### Exercise objective
Write down every entry below once more, exactly.

>> Begin Material for the task

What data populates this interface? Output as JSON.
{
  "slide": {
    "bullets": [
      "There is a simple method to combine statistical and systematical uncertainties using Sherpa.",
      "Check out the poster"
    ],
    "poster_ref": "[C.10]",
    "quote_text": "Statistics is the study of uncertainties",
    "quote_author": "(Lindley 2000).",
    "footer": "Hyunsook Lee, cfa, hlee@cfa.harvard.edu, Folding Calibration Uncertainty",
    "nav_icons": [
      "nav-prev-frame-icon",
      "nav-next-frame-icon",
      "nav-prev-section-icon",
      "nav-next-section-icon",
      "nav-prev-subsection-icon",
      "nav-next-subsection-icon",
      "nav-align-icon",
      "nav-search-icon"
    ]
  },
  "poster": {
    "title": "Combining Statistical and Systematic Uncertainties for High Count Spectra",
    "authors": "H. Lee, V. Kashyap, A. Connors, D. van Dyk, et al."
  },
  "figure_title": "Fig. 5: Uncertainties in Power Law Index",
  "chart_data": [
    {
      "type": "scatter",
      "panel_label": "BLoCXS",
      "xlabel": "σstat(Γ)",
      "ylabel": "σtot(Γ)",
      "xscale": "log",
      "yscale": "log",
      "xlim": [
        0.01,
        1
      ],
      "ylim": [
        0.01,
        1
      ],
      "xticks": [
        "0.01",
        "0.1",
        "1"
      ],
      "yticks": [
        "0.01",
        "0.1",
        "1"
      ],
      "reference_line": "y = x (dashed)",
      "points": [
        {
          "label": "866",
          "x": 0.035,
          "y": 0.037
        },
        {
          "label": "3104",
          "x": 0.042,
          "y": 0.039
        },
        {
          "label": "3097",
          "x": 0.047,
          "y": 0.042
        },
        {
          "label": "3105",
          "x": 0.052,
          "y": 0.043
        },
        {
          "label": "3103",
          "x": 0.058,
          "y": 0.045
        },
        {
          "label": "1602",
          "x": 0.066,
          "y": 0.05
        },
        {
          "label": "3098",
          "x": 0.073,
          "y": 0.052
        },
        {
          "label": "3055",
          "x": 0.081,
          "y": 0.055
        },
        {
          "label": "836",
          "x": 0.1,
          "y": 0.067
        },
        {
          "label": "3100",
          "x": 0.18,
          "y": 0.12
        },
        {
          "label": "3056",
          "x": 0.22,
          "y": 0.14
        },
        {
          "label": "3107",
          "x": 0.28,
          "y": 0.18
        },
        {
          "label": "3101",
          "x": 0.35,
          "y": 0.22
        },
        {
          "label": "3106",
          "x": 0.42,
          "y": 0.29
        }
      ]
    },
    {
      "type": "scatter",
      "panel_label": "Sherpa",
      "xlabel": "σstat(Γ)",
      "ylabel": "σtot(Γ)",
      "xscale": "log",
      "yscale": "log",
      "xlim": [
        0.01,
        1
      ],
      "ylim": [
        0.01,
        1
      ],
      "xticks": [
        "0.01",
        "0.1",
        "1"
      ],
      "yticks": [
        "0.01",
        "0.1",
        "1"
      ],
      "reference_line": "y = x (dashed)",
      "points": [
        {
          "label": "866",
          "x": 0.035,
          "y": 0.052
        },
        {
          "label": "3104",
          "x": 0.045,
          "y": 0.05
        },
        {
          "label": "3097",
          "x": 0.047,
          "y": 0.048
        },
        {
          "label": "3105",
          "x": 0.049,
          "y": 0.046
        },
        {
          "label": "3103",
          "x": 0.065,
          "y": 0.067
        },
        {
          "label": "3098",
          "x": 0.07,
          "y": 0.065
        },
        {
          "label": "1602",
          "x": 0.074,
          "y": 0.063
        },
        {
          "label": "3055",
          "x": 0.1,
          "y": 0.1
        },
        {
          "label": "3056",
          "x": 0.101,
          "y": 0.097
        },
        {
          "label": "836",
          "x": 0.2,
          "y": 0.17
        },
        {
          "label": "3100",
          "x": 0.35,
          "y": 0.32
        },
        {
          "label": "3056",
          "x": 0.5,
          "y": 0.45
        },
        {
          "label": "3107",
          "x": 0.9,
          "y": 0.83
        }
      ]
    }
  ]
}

>> End Material for the task

### Problem solution
What data populates this interface? Output as JSON.
{
  "slide": {
    "bullets": [
      "There is a simple method to combine statistical and systematical uncertainties using Sherpa.",
      "Check out the poster"
    ],
    "poster_ref": "[C.10]",
    "quote_text": "Statistics is the study of uncertainties",
    "quote_author": "(Lindley 2000).",
    "footer": "Hyunsook Lee, cfa, hlee@cfa.harvard.edu, Folding Calibration Uncertainty",
    "nav_icons": [
      "nav-prev-frame-icon",
      "nav-next-frame-icon",
      "nav-prev-section-icon",
      "nav-next-section-icon",
      "nav-prev-subsection-icon",
      "nav-next-subsection-icon",
      "nav-align-icon",
      "nav-search-icon"
    ]
  },
  "poster": {
    "title": "Combining Statistical and Systematic Uncertainties for High Count Spectra",
    "authors": "H. Lee, V. Kashyap, A. Connors, D. van Dyk, et al."
  },
  "figure_title": "Fig. 5: Uncertainties in Power Law Index",
  "chart_data": [
    {
      "type": "scatter",
      "panel_label": "BLoCXS",
      "xlabel": "σstat(Γ)",
      "ylabel": "σtot(Γ)",
      "xscale": "log",
      "yscale": "log",
      "xlim": [
        0.01,
        1
      ],
      "ylim": [
        0.01,
        1
      ],
      "xticks": [
        "0.01",
        "0.1",
        "1"
      ],
      "yticks": [
        "0.01",
        "0.1",
        "1"
      ],
      "reference_line": "y = x (dashed)",
      "points": [
        {
          "label": "866",
          "x": 0.035,
          "y": 0.037
        },
        {
          "label": "3104",
          "x": 0.042,
          "y": 0.039
        },
        {
          "label": "3097",
          "x": 0.047,
          "y": 0.042
        },
        {
          "label": "3105",
          "x": 0.052,
          "y": 0.043
        },
        {
          "label": "3103",
          "x": 0.058,
          "y": 0.045
        },
        {
          "label": "1602",
          "x": 0.066,
          "y": 0.05
        },
        {
          "label": "3098",
          "x": 0.073,
          "y": 0.052
        },
        {
          "label": "3055",
          "x": 0.081,
          "y": 0.055
        },
        {
          "label": "836",
          "x": 0.1,
          "y": 0.067
        },
        {
          "label": "3100",
          "x": 0.18,
          "y": 0.12
        },
        {
          "label": "3056",
          "x": 0.22,
          "y": 0.14
        },
        {
          "label": "3107",
          "x": 0.28,
          "y": 0.18
        },
        {
          "label": "3101",
          "x": 0.35,
          "y": 0.22
        },
        {
          "label": "3106",
          "x": 0.42,
          "y": 0.29
        }
      ]
    },
    {
      "type": "scatter",
      "panel_label": "Sherpa",
      "xlabel": "σstat(Γ)",
      "ylabel": "σtot(Γ)",
      "xscale": "log",
      "yscale": "log",
      "xlim": [
        0.01,
        1
      ],
      "ylim": [
        0.01,
        1
      ],
      "xticks": [
        "0.01",
        "0.1",
        "1"
      ],
      "yticks": [
        "0.01",
        "0.1",
        "1"
      ],
      "reference_line": "y = x (dashed)",
      "points": [
        {
          "label": "866",
          "x": 0.035,
          "y": 0.052
        },
        {
          "label": "3104",
          "x": 0.045,
          "y": 0.05
        },
        {
          "label": "3097",
          "x": 0.047,
          "y": 0.048
        },
        {
          "label": "3105",
          "x": 0.049,
          "y": 0.046
        },
        {
          "label": "3103",
          "x": 0.065,
          "y": 0.067
        },
        {
          "label": "3098",
          "x": 0.07,
          "y": 0.065
        },
        {
          "label": "1602",
          "x": 0.074,
          "y": 0.063
        },
        {
          "label": "3055",
          "x": 0.1,
          "y": 0.1
        },
        {
          "label": "3056",
          "x": 0.101,
          "y": 0.097
        },
        {
          "label": "836",
          "x": 0.2,
          "y": 0.17
        },
        {
          "label": "3100",
          "x": 0.35,
          "y": 0.32
        },
        {
          "label": "3056",
          "x": 0.5,
          "y": 0.45
        },
        {
          "label": "3107",
          "x": 0.9,
          "y": 0.83
        }
      ]
    }
  ]
}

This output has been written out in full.